>>>

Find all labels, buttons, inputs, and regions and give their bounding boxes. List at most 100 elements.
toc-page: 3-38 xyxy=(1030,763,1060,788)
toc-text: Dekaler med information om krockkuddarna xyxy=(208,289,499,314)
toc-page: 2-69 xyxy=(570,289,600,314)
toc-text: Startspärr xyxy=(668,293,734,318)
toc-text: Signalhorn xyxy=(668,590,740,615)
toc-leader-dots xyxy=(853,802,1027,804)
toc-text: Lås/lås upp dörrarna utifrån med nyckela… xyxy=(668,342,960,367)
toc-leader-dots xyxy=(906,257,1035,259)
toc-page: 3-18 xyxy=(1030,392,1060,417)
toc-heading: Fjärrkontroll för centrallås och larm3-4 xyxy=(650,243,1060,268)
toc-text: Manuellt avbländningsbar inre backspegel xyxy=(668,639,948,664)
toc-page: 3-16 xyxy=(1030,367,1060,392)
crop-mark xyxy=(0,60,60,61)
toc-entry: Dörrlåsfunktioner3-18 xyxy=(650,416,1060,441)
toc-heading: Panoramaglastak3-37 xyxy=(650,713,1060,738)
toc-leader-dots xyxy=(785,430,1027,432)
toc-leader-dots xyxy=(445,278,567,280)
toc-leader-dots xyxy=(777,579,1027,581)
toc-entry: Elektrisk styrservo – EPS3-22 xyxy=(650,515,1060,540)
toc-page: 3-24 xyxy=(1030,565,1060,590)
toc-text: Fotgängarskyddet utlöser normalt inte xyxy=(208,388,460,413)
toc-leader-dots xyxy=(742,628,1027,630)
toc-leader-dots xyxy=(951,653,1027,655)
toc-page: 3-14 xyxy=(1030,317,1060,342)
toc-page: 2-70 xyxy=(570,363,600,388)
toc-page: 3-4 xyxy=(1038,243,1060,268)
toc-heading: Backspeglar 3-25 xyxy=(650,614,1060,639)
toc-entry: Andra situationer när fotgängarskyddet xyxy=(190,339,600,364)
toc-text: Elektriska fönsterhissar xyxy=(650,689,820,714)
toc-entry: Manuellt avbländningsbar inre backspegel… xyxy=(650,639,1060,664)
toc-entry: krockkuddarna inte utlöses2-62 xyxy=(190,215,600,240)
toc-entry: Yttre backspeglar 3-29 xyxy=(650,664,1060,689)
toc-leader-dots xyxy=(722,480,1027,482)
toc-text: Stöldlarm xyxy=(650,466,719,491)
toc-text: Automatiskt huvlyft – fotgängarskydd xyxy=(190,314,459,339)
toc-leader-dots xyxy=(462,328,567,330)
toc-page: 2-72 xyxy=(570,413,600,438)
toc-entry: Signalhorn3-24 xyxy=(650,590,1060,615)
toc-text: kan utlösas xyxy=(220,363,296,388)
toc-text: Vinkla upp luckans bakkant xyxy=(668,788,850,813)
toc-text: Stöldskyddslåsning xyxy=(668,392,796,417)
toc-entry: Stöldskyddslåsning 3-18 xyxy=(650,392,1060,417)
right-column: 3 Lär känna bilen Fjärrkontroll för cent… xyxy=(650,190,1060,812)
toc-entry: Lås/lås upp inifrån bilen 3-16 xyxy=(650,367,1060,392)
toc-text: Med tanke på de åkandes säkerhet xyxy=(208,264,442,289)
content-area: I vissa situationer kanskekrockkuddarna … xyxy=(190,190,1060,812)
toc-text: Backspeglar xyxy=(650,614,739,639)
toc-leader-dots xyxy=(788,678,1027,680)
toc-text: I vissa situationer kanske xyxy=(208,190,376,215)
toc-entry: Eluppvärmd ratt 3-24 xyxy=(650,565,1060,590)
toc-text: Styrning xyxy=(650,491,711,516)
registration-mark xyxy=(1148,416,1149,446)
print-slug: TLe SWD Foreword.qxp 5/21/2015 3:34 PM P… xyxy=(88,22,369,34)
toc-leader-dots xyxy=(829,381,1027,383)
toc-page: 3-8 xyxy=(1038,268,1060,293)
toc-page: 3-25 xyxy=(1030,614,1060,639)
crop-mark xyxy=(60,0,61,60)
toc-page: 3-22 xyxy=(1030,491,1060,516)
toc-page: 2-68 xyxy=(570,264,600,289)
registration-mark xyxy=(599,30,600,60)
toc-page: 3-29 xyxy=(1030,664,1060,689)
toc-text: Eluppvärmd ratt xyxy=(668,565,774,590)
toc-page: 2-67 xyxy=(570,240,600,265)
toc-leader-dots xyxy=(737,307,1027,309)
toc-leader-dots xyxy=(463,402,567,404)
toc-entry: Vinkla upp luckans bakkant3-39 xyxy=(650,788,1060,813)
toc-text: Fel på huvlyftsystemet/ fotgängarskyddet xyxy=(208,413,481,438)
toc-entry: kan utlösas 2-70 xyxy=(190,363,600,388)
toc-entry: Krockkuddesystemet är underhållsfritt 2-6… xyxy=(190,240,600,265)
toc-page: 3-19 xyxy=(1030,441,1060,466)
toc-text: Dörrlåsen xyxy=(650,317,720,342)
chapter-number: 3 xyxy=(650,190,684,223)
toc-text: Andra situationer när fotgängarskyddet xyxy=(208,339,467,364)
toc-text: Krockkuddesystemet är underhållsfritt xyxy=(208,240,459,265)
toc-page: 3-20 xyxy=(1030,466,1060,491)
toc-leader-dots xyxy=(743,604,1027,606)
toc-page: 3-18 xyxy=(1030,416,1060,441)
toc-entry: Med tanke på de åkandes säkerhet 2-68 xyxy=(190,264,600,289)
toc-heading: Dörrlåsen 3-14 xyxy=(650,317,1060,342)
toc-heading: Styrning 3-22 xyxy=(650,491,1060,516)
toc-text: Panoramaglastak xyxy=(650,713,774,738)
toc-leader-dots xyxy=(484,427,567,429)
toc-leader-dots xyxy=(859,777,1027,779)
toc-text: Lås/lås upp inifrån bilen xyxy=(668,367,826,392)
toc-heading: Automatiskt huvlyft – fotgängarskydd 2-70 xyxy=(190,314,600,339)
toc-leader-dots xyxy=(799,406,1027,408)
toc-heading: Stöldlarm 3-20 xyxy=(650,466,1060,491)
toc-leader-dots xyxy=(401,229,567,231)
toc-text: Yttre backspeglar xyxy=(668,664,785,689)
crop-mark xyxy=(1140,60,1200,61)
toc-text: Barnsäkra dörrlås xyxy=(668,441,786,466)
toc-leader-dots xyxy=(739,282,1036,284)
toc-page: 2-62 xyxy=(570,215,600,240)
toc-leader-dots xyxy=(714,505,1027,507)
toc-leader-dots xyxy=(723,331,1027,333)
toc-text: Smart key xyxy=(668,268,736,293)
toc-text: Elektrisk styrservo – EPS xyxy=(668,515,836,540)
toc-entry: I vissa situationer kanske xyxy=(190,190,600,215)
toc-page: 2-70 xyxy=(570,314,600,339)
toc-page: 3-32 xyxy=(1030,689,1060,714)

<<<

▶ **Description of the task**
Please reproduce all the entries above, swapping "toc-leader-dots" for "toc-dots" wherever it occurs and keeping everything else unchanged.

▶ **Task output**
Find all labels, buttons, inputs, and regions and give their bounding boxes. List at most 100 elements.
toc-page: 3-38 xyxy=(1030,763,1060,788)
toc-text: Dekaler med information om krockkuddarna xyxy=(208,289,499,314)
toc-page: 2-69 xyxy=(570,289,600,314)
toc-text: Startspärr xyxy=(668,293,734,318)
toc-text: Signalhorn xyxy=(668,590,740,615)
toc-dots xyxy=(853,802,1027,804)
toc-text: Lås/lås upp dörrarna utifrån med nyckela… xyxy=(668,342,960,367)
toc-dots xyxy=(906,257,1035,259)
toc-page: 3-18 xyxy=(1030,392,1060,417)
toc-heading: Fjärrkontroll för centrallås och larm3-4 xyxy=(650,243,1060,268)
toc-text: Manuellt avbländningsbar inre backspegel xyxy=(668,639,948,664)
toc-page: 3-16 xyxy=(1030,367,1060,392)
crop-mark xyxy=(0,60,60,61)
toc-entry: Dörrlåsfunktioner3-18 xyxy=(650,416,1060,441)
toc-heading: Panoramaglastak3-37 xyxy=(650,713,1060,738)
toc-dots xyxy=(785,430,1027,432)
toc-dots xyxy=(445,278,567,280)
toc-dots xyxy=(777,579,1027,581)
toc-entry: Elektrisk styrservo – EPS3-22 xyxy=(650,515,1060,540)
toc-page: 3-24 xyxy=(1030,565,1060,590)
toc-text: Fotgängarskyddet utlöser normalt inte xyxy=(208,388,460,413)
toc-dots xyxy=(742,628,1027,630)
toc-dots xyxy=(951,653,1027,655)
toc-page: 3-14 xyxy=(1030,317,1060,342)
toc-page: 2-70 xyxy=(570,363,600,388)
toc-page: 3-4 xyxy=(1038,243,1060,268)
toc-heading: Backspeglar 3-25 xyxy=(650,614,1060,639)
toc-entry: Andra situationer när fotgängarskyddet xyxy=(190,339,600,364)
toc-text: Elektriska fönsterhissar xyxy=(650,689,820,714)
toc-entry: Manuellt avbländningsbar inre backspegel… xyxy=(650,639,1060,664)
toc-entry: krockkuddarna inte utlöses2-62 xyxy=(190,215,600,240)
toc-entry: Yttre backspeglar 3-29 xyxy=(650,664,1060,689)
toc-dots xyxy=(722,480,1027,482)
toc-text: Stöldlarm xyxy=(650,466,719,491)
toc-text: Automatiskt huvlyft – fotgängarskydd xyxy=(190,314,459,339)
toc-dots xyxy=(462,328,567,330)
toc-page: 2-72 xyxy=(570,413,600,438)
toc-entry: Signalhorn3-24 xyxy=(650,590,1060,615)
toc-text: kan utlösas xyxy=(220,363,296,388)
toc-text: Vinkla upp luckans bakkant xyxy=(668,788,850,813)
toc-text: Stöldskyddslåsning xyxy=(668,392,796,417)
toc-entry: Stöldskyddslåsning 3-18 xyxy=(650,392,1060,417)
right-column: 3 Lär känna bilen Fjärrkontroll för cent… xyxy=(650,190,1060,812)
toc-entry: Lås/lås upp inifrån bilen 3-16 xyxy=(650,367,1060,392)
toc-text: Med tanke på de åkandes säkerhet xyxy=(208,264,442,289)
content-area: I vissa situationer kanskekrockkuddarna … xyxy=(190,190,1060,812)
toc-text: Backspeglar xyxy=(650,614,739,639)
toc-dots xyxy=(788,678,1027,680)
toc-text: I vissa situationer kanske xyxy=(208,190,376,215)
toc-entry: Eluppvärmd ratt 3-24 xyxy=(650,565,1060,590)
toc-text: Styrning xyxy=(650,491,711,516)
registration-mark xyxy=(1148,416,1149,446)
print-slug: TLe SWD Foreword.qxp 5/21/2015 3:34 PM P… xyxy=(88,22,369,34)
toc-dots xyxy=(829,381,1027,383)
toc-page: 3-8 xyxy=(1038,268,1060,293)
toc-page: 3-25 xyxy=(1030,614,1060,639)
crop-mark xyxy=(60,0,61,60)
toc-page: 3-22 xyxy=(1030,491,1060,516)
toc-page: 2-68 xyxy=(570,264,600,289)
registration-mark xyxy=(599,30,600,60)
toc-page: 3-29 xyxy=(1030,664,1060,689)
toc-text: Eluppvärmd ratt xyxy=(668,565,774,590)
toc-page: 2-67 xyxy=(570,240,600,265)
toc-dots xyxy=(737,307,1027,309)
toc-dots xyxy=(463,402,567,404)
toc-entry: Vinkla upp luckans bakkant3-39 xyxy=(650,788,1060,813)
toc-text: Fel på huvlyftsystemet/ fotgängarskyddet xyxy=(208,413,481,438)
toc-entry: kan utlösas 2-70 xyxy=(190,363,600,388)
toc-entry: Krockkuddesystemet är underhållsfritt 2-6… xyxy=(190,240,600,265)
toc-page: 3-19 xyxy=(1030,441,1060,466)
toc-text: Dörrlåsen xyxy=(650,317,720,342)
chapter-number: 3 xyxy=(650,190,684,223)
toc-text: Andra situationer när fotgängarskyddet xyxy=(208,339,467,364)
toc-text: Krockkuddesystemet är underhållsfritt xyxy=(208,240,459,265)
toc-page: 3-20 xyxy=(1030,466,1060,491)
toc-dots xyxy=(743,604,1027,606)
toc-page: 3-18 xyxy=(1030,416,1060,441)
toc-entry: Med tanke på de åkandes säkerhet 2-68 xyxy=(190,264,600,289)
toc-heading: Dörrlåsen 3-14 xyxy=(650,317,1060,342)
toc-heading: Styrning 3-22 xyxy=(650,491,1060,516)
toc-text: Panoramaglastak xyxy=(650,713,774,738)
toc-dots xyxy=(484,427,567,429)
toc-dots xyxy=(859,777,1027,779)
toc-text: Lås/lås upp inifrån bilen xyxy=(668,367,826,392)
toc-heading: Automatiskt huvlyft – fotgängarskydd 2-70 xyxy=(190,314,600,339)
toc-dots xyxy=(799,406,1027,408)
toc-heading: Stöldlarm 3-20 xyxy=(650,466,1060,491)
toc-dots xyxy=(401,229,567,231)
toc-text: Yttre backspeglar xyxy=(668,664,785,689)
crop-mark xyxy=(1140,60,1200,61)
toc-text: Barnsäkra dörrlås xyxy=(668,441,786,466)
toc-dots xyxy=(739,282,1036,284)
toc-page: 2-62 xyxy=(570,215,600,240)
toc-dots xyxy=(714,505,1027,507)
toc-dots xyxy=(723,331,1027,333)
toc-text: Smart key xyxy=(668,268,736,293)
toc-text: Elektrisk styrservo – EPS xyxy=(668,515,836,540)
toc-entry: I vissa situationer kanske xyxy=(190,190,600,215)
toc-page: 2-70 xyxy=(570,314,600,339)
toc-page: 3-32 xyxy=(1030,689,1060,714)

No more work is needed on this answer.